居住建物において、その建物の一部を被相続人が生前、第三者に対し、賃貸の用に供していた場合、その部分(以下「賃貸部分」という)については、配偶者居住権は成立するものの、賃借人たる第三者は既に被相続人から引渡しを受けていることから、当該第三者に対し配偶者居住権は対抗できない。この場合の配偶者居住権及び配偶者居住権に基づき居住建物の敷地を使用する権利(以下「配偶者敷地利用権」、また、配偶者居住権及び配偶者敷地利用権を「配偶者居住権等」という。)の相続税の評価については、実質的に配偶者居住権に基づく使用及び収益ができない部分を除外して評価することとなる。一方、当該物件の所有権を取得した配偶者以外の相続人は自身の相続税の計算上、賃貸の用に供されている部分については、100%自己所有として評価することになるが、宅地(土地又は土地の上に存する権利を含む。以下「宅地等」という。)については、貸付事業用宅地等の小規模宅地等の特例(租税特別措置法69条の4)の適用が可能となる場合がある。

B 賃貸部分の一部が一時的に空室であった場合

貸家建付地について、財産評価基本通達は、「継続的に賃貸されていた各独立部分で、課税時期において、一時的に賃貸されていなかったと認められるものを含むこととして差し支えない。」と規定している。
 一方、賃貸部分については、配偶者居住権自体は成立することから、居住建物の所有権を相続した相続人(以下「居住建物相続人」という)が賃貸の用に供さなくなった場合には、配偶者がその部分を使用及び収益することが可能となる。その場合、居住建物相続人が、新たな賃借人に貸し付けた場合については、居住建物相続人が配偶者から借り受けた上で当該賃借人に貸し付けたことになるとの指摘もある。その結果、当該賃貸部分については、「配偶者居住権の評価において控除できないのではないか」等の疑問が生じる。
 改正民法は、配偶者は従前居住の用に供していなかった部分について、これを居住の用にすることを妨げないと規定していることから、賃貸の用に供されなくなった場合に、配偶者はその部分を新たに居住の用に供することは可能となる。しかしながら、居住の用に供するために増改築を行う場合には居住建物相続人の許可が必要であるため、当該相続人が配偶者に対し、増改築を認めないケースも多いと思われる。実態として、居住建物の所有者が引き続き貸付事業を営んでいる状態と変わらない状態が継続する場合も多いことが想定される。この点については、従前の配偶者の居住部分は確保されていること等から、配偶者居住権の新設の趣旨等にも反しないものと考える。
 このことから、配偶者居住権の相続税評価にあたっては、一時的に空室であった部分について、賃貸の用に供されている部分に含めることを規定する相続税法基本通達の適用は妥当であろう。

· · · · · · ·

- **やること**: 配偶者居住権についての本文から、「改正民法は、配偶者は従前居住」で始まり「本通達の適用は妥当であろう。」まで続く部分を、一字も変えずに再掲せよ。 この後に並ぶ行は使わなくてよい。

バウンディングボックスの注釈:
· · · · · · ·

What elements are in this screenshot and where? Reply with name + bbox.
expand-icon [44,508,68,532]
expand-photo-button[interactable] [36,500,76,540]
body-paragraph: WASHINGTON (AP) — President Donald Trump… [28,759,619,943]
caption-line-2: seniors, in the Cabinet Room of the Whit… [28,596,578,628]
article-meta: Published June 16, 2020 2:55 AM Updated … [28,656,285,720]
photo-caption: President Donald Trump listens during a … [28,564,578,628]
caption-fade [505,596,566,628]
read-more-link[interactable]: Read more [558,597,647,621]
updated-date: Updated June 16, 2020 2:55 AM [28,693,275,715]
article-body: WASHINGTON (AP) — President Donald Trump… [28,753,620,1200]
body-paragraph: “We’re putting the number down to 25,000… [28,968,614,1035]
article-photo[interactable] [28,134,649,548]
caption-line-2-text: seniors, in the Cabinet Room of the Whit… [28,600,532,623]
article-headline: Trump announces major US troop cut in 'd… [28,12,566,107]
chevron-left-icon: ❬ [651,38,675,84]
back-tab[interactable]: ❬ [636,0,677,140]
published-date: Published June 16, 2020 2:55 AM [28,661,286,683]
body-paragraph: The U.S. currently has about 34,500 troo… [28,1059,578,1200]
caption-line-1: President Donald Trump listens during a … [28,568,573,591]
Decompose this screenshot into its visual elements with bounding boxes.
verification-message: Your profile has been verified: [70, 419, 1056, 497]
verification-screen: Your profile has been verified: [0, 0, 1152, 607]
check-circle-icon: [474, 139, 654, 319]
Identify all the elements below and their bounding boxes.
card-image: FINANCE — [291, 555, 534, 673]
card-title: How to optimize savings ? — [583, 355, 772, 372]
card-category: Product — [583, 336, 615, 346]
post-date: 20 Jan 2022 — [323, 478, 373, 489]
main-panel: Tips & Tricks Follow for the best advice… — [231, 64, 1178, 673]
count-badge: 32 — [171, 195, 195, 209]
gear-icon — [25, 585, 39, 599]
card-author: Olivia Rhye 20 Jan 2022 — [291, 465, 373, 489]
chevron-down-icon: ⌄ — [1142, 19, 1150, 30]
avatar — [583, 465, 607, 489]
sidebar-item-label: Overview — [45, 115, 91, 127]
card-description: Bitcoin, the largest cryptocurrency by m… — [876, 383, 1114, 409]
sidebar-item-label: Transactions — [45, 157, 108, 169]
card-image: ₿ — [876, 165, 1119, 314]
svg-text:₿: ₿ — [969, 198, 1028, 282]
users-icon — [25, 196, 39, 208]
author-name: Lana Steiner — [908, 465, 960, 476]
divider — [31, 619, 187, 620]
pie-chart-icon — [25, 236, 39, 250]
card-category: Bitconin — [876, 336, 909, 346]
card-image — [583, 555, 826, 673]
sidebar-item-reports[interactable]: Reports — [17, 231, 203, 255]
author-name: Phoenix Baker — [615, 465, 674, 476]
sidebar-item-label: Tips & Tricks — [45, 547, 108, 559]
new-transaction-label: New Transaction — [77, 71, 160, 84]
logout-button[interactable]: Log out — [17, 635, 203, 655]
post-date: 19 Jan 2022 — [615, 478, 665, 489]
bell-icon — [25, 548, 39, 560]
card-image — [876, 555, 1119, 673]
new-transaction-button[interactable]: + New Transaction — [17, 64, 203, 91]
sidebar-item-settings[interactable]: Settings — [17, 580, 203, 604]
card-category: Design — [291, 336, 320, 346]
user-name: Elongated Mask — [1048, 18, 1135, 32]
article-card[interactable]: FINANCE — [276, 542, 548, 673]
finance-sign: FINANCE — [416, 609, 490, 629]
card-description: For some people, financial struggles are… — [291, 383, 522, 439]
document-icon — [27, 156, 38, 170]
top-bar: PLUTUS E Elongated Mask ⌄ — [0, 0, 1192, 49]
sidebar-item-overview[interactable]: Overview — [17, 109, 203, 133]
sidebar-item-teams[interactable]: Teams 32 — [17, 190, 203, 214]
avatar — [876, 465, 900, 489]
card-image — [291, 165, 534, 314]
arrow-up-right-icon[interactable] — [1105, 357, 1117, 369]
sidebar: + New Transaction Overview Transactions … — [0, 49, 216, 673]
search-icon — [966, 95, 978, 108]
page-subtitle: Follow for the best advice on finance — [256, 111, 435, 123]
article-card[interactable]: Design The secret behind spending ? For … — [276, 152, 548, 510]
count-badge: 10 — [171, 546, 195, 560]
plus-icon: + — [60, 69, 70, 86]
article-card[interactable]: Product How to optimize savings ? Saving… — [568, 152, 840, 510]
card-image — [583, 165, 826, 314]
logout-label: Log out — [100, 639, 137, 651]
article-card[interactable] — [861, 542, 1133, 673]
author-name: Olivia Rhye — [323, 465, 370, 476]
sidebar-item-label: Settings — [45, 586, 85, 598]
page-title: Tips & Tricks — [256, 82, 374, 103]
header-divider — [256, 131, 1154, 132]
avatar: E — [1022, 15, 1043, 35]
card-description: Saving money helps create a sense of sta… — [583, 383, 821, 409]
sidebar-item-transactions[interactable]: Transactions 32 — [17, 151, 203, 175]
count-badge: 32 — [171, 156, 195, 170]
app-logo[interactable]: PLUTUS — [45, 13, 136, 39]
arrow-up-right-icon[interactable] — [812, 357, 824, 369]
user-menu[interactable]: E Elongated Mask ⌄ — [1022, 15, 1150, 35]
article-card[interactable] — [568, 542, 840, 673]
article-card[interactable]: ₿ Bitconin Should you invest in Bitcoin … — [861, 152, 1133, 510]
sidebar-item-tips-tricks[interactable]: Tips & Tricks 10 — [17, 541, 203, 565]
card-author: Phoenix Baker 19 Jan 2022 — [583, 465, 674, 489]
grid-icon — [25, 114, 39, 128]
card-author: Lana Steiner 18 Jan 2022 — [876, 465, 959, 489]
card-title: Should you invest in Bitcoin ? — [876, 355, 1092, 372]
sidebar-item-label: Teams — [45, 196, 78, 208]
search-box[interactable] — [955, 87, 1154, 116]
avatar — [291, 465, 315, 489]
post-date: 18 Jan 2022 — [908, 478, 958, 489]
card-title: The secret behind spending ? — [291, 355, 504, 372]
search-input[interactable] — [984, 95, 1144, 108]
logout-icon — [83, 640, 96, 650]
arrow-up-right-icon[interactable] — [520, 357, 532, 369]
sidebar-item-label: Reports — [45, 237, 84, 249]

· · · · · · ·

- **解答全文**:
改正民法は、配偶者は従前居住の用に供していなかった部分について、これを居住の用にすることを妨げないと規定していることから、賃貸の用に供されなくなった場合に、配偶者はその部分を新たに居住の用に供することは可能となる。しかしながら、居住の用に供するために増改築を行う場合には居住建物相続人の許可が必要であるため、当該相続人が配偶者に対し、増改築を認めないケースも多いと思われる。実態として、居住建物の所有者が引き続き貸付事業を営んでいる状態と変わらない状態が継続する場合も多いことが想定される。この点については、従前の配偶者の居住部分は確保されていること等から、配偶者居住権の新設の趣旨等にも反しないものと考える。
 このことから、配偶者居住権の相続税評価にあたっては、一時的に空室であった部分について、賃貸の用に供されている部分に含めることを規定する相続税法基本通達の適用は妥当であろう。